> **What is required**:
Extract all lines in the data that contain the word "Ratio".

— begin Records for this exercise —

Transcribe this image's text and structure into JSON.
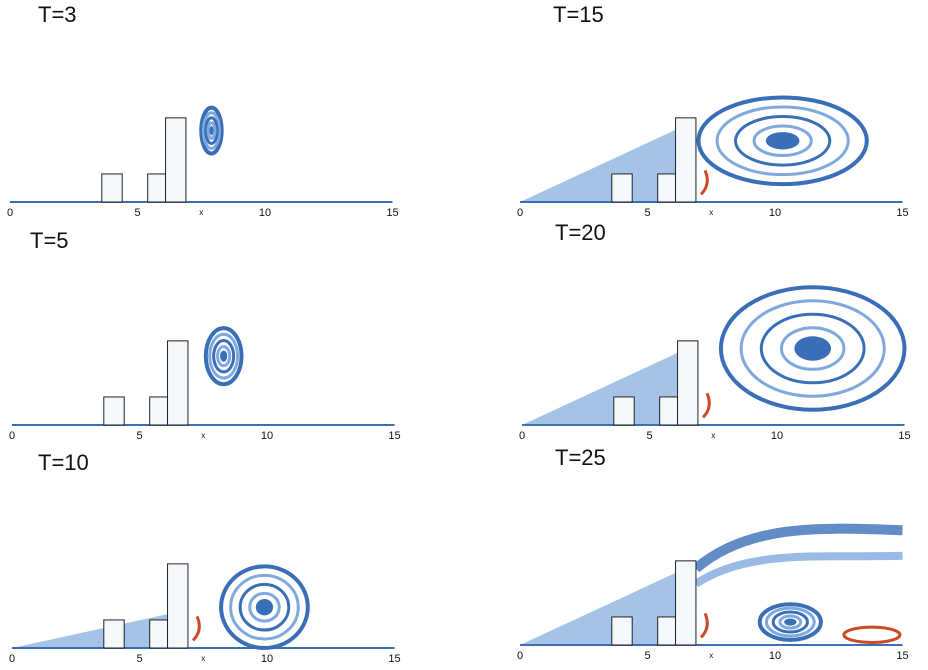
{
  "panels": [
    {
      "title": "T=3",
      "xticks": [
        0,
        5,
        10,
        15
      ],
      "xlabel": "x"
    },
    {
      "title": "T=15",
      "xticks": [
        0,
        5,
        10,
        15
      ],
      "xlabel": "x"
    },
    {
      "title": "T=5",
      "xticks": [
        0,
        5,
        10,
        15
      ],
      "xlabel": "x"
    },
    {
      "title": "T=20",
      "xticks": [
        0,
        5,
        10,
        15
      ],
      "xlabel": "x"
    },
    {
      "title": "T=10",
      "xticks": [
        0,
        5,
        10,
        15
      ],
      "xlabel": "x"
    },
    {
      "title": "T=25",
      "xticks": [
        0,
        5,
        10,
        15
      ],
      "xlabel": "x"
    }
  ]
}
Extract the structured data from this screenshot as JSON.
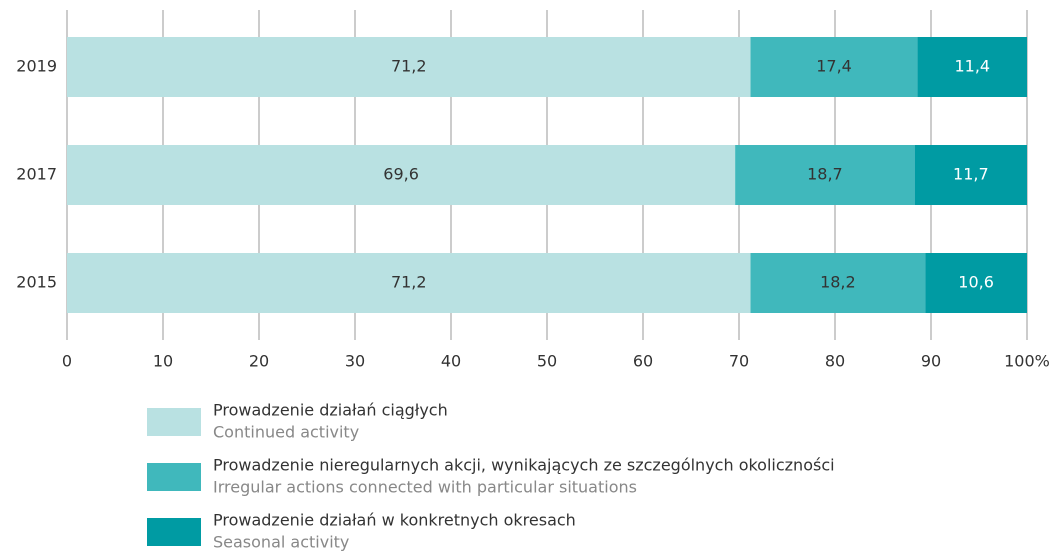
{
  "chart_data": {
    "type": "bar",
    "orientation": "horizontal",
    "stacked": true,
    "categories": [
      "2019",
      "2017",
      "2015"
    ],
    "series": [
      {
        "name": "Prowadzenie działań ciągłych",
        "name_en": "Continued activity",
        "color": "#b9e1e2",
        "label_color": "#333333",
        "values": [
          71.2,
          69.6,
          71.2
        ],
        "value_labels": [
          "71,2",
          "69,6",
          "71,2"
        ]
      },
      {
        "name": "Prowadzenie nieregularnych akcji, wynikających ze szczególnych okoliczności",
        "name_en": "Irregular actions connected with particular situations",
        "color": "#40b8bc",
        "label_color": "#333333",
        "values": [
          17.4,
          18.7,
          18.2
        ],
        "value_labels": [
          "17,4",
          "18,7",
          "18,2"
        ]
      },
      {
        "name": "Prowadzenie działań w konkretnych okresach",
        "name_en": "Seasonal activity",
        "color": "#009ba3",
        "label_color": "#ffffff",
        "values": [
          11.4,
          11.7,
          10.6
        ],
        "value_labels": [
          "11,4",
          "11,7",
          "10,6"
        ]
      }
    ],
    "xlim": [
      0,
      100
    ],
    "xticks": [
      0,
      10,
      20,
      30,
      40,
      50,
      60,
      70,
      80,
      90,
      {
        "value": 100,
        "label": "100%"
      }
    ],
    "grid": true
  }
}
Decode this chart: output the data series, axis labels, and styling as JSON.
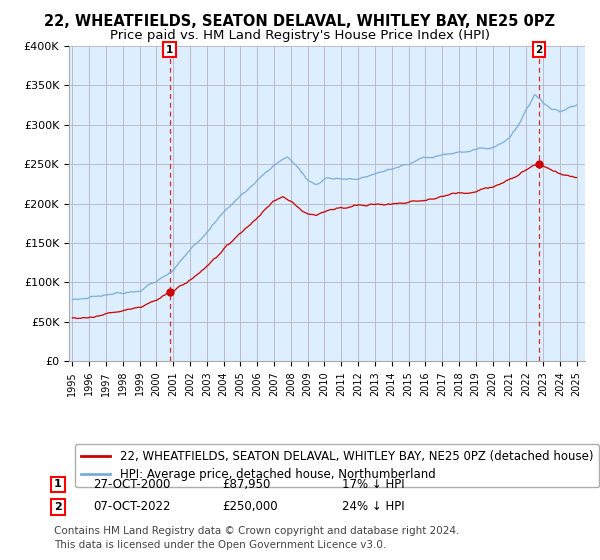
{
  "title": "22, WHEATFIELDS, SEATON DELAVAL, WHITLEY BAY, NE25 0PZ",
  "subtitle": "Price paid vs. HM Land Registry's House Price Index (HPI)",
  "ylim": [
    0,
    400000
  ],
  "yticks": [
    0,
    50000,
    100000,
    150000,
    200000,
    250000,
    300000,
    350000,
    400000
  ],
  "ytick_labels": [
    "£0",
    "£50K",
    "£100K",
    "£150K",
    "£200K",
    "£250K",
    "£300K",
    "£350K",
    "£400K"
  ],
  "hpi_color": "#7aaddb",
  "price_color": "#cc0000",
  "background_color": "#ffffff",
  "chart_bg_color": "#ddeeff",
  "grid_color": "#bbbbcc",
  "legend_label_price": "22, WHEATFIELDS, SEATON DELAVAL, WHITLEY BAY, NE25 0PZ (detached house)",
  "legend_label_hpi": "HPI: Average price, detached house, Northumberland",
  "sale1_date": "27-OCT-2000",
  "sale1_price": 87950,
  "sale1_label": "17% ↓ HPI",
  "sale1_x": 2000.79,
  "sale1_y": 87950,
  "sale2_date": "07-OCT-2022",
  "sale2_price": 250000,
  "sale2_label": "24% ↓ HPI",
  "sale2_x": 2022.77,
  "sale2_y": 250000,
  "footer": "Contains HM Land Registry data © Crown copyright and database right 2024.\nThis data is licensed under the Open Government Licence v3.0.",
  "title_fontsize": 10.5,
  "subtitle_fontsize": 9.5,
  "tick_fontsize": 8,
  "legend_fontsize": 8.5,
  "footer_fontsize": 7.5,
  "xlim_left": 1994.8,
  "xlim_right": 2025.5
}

— end Records for this exercise —
— begin Records for this exercise —

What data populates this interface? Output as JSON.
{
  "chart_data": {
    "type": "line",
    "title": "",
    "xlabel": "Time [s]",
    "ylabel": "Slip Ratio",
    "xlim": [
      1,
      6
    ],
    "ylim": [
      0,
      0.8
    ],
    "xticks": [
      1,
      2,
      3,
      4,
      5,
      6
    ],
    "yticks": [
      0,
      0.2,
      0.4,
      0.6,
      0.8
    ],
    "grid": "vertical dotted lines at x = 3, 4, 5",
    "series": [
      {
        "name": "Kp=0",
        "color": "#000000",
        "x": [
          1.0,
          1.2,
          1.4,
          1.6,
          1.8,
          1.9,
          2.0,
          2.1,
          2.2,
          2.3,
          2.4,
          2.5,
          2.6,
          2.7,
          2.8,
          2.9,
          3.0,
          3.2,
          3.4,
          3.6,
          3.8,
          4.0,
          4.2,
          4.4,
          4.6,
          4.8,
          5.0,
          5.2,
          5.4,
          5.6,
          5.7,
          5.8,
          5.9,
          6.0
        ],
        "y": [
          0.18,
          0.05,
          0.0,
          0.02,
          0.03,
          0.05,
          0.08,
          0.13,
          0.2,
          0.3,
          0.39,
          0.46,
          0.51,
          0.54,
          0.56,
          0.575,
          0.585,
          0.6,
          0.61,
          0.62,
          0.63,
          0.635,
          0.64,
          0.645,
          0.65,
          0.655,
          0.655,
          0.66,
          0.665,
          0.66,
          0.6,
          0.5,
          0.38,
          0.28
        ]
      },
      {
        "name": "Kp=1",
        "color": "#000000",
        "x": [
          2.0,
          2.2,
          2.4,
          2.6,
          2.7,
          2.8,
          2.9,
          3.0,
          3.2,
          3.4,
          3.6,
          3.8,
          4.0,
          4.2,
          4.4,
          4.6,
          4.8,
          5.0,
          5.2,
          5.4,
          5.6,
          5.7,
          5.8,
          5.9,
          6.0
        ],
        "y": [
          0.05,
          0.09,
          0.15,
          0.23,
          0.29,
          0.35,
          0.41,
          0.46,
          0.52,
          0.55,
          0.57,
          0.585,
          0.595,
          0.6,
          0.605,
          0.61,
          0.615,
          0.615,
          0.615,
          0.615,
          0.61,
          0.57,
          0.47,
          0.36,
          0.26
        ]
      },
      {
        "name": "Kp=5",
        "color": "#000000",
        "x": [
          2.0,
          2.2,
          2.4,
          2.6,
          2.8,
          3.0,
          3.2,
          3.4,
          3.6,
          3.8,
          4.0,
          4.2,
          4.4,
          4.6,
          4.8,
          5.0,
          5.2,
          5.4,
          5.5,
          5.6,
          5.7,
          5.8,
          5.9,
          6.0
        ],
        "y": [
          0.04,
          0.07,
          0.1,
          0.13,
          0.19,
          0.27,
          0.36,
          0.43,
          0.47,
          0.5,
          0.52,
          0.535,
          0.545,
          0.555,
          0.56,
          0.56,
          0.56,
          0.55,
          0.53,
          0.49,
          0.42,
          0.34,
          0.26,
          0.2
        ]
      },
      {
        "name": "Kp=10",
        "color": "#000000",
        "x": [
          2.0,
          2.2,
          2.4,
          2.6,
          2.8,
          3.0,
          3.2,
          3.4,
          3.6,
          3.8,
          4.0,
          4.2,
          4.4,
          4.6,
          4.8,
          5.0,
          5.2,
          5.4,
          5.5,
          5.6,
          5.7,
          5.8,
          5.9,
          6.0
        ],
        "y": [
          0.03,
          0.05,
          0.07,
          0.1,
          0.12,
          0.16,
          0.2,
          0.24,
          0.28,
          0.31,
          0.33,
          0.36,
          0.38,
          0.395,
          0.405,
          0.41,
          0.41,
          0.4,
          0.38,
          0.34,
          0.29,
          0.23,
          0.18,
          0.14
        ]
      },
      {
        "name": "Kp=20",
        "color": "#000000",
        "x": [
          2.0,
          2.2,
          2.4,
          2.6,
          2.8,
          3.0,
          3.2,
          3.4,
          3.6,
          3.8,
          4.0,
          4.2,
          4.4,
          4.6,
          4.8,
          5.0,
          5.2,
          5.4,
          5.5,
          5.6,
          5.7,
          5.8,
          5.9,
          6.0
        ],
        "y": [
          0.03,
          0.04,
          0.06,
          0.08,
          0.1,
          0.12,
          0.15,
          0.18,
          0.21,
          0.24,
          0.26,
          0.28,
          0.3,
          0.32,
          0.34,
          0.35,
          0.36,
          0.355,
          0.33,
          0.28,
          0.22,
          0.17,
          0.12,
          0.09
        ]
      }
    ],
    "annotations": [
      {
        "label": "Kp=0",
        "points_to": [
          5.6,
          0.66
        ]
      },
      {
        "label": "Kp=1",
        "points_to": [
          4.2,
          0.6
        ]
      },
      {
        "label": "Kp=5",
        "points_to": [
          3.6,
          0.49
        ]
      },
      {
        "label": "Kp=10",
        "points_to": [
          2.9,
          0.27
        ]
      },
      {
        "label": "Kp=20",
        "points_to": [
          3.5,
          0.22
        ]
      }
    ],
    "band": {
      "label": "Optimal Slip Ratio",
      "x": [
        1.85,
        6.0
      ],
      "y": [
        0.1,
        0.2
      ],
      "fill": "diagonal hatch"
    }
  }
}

— end Records for this exercise —

> **Exercise solution**:
    "ylabel": "Slip Ratio",
      "label": "Optimal Slip Ratio",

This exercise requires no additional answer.